--- DATA IN THIS EXERCISE ---

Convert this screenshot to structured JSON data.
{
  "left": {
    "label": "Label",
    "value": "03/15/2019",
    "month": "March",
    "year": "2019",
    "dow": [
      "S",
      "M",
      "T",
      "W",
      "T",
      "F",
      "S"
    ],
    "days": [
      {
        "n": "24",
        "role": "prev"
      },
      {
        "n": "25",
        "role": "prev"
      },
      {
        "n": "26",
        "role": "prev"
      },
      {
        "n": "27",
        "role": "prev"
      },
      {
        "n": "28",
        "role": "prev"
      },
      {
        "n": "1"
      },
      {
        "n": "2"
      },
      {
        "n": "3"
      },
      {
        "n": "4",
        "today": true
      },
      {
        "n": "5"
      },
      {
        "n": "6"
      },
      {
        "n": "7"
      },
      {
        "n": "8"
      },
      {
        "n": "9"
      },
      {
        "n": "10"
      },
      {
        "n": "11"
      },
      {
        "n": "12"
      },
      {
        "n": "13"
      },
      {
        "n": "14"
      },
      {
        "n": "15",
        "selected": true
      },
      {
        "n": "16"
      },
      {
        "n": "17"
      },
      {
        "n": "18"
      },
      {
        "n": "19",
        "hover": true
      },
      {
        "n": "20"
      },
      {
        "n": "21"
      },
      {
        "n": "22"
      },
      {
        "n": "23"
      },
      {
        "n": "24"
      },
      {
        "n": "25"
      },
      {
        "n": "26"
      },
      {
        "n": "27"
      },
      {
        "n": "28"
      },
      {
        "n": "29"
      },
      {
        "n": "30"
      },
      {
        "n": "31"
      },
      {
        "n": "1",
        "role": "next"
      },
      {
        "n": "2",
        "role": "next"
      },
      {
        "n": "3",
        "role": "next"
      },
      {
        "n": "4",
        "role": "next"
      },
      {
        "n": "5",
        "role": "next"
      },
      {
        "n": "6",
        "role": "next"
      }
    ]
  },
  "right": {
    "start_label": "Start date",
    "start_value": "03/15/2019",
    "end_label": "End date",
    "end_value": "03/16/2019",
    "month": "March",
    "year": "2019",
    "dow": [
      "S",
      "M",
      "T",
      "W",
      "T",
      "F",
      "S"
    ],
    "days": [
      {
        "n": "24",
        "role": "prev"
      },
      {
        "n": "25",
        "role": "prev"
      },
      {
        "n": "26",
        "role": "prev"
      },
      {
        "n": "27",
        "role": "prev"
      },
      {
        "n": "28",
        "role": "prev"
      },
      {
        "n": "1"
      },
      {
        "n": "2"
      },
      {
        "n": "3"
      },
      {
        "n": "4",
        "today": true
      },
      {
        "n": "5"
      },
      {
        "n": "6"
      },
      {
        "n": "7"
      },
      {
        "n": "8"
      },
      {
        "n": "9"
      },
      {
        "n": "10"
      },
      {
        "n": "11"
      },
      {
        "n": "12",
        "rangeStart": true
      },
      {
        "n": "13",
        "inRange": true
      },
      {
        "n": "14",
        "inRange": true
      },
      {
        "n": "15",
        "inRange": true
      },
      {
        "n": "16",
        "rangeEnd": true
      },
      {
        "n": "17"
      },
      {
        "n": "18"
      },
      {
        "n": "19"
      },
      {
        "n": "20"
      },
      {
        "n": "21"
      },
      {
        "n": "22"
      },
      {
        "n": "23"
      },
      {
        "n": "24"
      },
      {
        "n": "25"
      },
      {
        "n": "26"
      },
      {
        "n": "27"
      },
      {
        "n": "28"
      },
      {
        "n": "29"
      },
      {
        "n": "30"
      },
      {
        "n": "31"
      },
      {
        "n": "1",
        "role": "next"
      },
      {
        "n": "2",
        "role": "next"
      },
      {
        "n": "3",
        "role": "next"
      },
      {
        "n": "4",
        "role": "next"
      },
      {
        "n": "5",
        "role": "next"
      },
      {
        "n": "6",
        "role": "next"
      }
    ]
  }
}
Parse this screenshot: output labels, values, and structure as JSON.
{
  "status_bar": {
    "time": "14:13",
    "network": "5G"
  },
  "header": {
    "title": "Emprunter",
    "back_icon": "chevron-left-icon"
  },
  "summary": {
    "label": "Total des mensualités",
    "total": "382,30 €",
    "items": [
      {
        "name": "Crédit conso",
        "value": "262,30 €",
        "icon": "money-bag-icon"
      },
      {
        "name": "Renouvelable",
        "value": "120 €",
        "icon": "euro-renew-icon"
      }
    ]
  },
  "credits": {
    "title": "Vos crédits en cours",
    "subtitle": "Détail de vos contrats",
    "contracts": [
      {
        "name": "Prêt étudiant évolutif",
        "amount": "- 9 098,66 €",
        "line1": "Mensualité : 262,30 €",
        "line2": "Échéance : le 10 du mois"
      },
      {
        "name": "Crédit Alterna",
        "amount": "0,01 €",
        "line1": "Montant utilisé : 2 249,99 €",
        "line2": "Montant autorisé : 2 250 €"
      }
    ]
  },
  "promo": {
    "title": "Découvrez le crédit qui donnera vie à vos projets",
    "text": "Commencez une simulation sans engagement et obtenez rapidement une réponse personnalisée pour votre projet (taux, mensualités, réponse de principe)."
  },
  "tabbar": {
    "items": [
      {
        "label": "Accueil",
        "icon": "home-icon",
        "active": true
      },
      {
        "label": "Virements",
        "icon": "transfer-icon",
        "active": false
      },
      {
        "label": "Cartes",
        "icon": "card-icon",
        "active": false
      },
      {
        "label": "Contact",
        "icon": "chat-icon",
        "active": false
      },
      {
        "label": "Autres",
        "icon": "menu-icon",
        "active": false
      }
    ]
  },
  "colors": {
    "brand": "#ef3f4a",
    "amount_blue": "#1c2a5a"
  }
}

---

:: TO BE DONE ::
Extract the full set of entries word for word.

:: CORRECT RESULT ::
Convert this screenshot to structured JSON data.
{
  "left": {
    "label": "Label",
    "value": "03/15/2019",
    "month": "March",
    "year": "2019",
    "dow": [
      "S",
      "M",
      "T",
      "W",
      "T",
      "F",
      "S"
    ],
    "days": [
      {
        "n": "24",
        "role": "prev"
      },
      {
        "n": "25",
        "role": "prev"
      },
      {
        "n": "26",
        "role": "prev"
      },
      {
        "n": "27",
        "role": "prev"
      },
      {
        "n": "28",
        "role": "prev"
      },
      {
        "n": "1"
      },
      {
        "n": "2"
      },
      {
        "n": "3"
      },
      {
        "n": "4",
        "today": true
      },
      {
        "n": "5"
      },
      {
        "n": "6"
      },
      {
        "n": "7"
      },
      {
        "n": "8"
      },
      {
        "n": "9"
      },
      {
        "n": "10"
      },
      {
        "n": "11"
      },
      {
        "n": "12"
      },
      {
        "n": "13"
      },
      {
        "n": "14"
      },
      {
        "n": "15",
        "selected": true
      },
      {
        "n": "16"
      },
      {
        "n": "17"
      },
      {
        "n": "18"
      },
      {
        "n": "19",
        "hover": true
      },
      {
        "n": "20"
      },
      {
        "n": "21"
      },
      {
        "n": "22"
      },
      {
        "n": "23"
      },
      {
        "n": "24"
      },
      {
        "n": "25"
      },
      {
        "n": "26"
      },
      {
        "n": "27"
      },
      {
        "n": "28"
      },
      {
        "n": "29"
      },
      {
        "n": "30"
      },
      {
        "n": "31"
      },
      {
        "n": "1",
        "role": "next"
      },
      {
        "n": "2",
        "role": "next"
      },
      {
        "n": "3",
        "role": "next"
      },
      {
        "n": "4",
        "role": "next"
      },
      {
        "n": "5",
        "role": "next"
      },
      {
        "n": "6",
        "role": "next"
      }
    ]
  },
  "right": {
    "start_label": "Start date",
    "start_value": "03/15/2019",
    "end_label": "End date",
    "end_value": "03/16/2019",
    "month": "March",
    "year": "2019",
    "dow": [
      "S",
      "M",
      "T",
      "W",
      "T",
      "F",
      "S"
    ],
    "days": [
      {
        "n": "24",
        "role": "prev"
      },
      {
        "n": "25",
        "role": "prev"
      },
      {
        "n": "26",
        "role": "prev"
      },
      {
        "n": "27",
        "role": "prev"
      },
      {
        "n": "28",
        "role": "prev"
      },
      {
        "n": "1"
      },
      {
        "n": "2"
      },
      {
        "n": "3"
      },
      {
        "n": "4",
        "today": true
      },
      {
        "n": "5"
      },
      {
        "n": "6"
      },
      {
        "n": "7"
      },
      {
        "n": "8"
      },
      {
        "n": "9"
      },
      {
        "n": "10"
      },
      {
        "n": "11"
      },
      {
        "n": "12",
        "rangeStart": true
      },
      {
        "n": "13",
        "inRange": true
      },
      {
        "n": "14",
        "inRange": true
      },
      {
        "n": "15",
        "inRange": true
      },
      {
        "n": "16",
        "rangeEnd": true
      },
      {
        "n": "17"
      },
      {
        "n": "18"
      },
      {
        "n": "19"
      },
      {
        "n": "20"
      },
      {
        "n": "21"
      },
      {
        "n": "22"
      },
      {
        "n": "23"
      },
      {
        "n": "24"
      },
      {
        "n": "25"
      },
      {
        "n": "26"
      },
      {
        "n": "27"
      },
      {
        "n": "28"
      },
      {
        "n": "29"
      },
      {
        "n": "30"
      },
      {
        "n": "31"
      },
      {
        "n": "1",
        "role": "next"
      },
      {
        "n": "2",
        "role": "next"
      },
      {
        "n": "3",
        "role": "next"
      },
      {
        "n": "4",
        "role": "next"
      },
      {
        "n": "5",
        "role": "next"
      },
      {
        "n": "6",
        "role": "next"
      }
    ]
  }
}
Parse this screenshot: output labels, values, and structure as JSON.
{
  "status_bar": {
    "time": "14:13",
    "network": "5G"
  },
  "header": {
    "title": "Emprunter",
    "back_icon": "chevron-left-icon"
  },
  "summary": {
    "label": "Total des mensualités",
    "total": "382,30 €",
    "items": [
      {
        "name": "Crédit conso",
        "value": "262,30 €",
        "icon": "money-bag-icon"
      },
      {
        "name": "Renouvelable",
        "value": "120 €",
        "icon": "euro-renew-icon"
      }
    ]
  },
  "credits": {
    "title": "Vos crédits en cours",
    "subtitle": "Détail de vos contrats",
    "contracts": [
      {
        "name": "Prêt étudiant évolutif",
        "amount": "- 9 098,66 €",
        "line1": "Mensualité : 262,30 €",
        "line2": "Échéance : le 10 du mois"
      },
      {
        "name": "Crédit Alterna",
        "amount": "0,01 €",
        "line1": "Montant utilisé : 2 249,99 €",
        "line2": "Montant autorisé : 2 250 €"
      }
    ]
  },
  "promo": {
    "title": "Découvrez le crédit qui donnera vie à vos projets",
    "text": "Commencez une simulation sans engagement et obtenez rapidement une réponse personnalisée pour votre projet (taux, mensualités, réponse de principe)."
  },
  "tabbar": {
    "items": [
      {
        "label": "Accueil",
        "icon": "home-icon",
        "active": true
      },
      {
        "label": "Virements",
        "icon": "transfer-icon",
        "active": false
      },
      {
        "label": "Cartes",
        "icon": "card-icon",
        "active": false
      },
      {
        "label": "Contact",
        "icon": "chat-icon",
        "active": false
      },
      {
        "label": "Autres",
        "icon": "menu-icon",
        "active": false
      }
    ]
  },
  "colors": {
    "brand": "#ef3f4a",
    "amount_blue": "#1c2a5a"
  }
}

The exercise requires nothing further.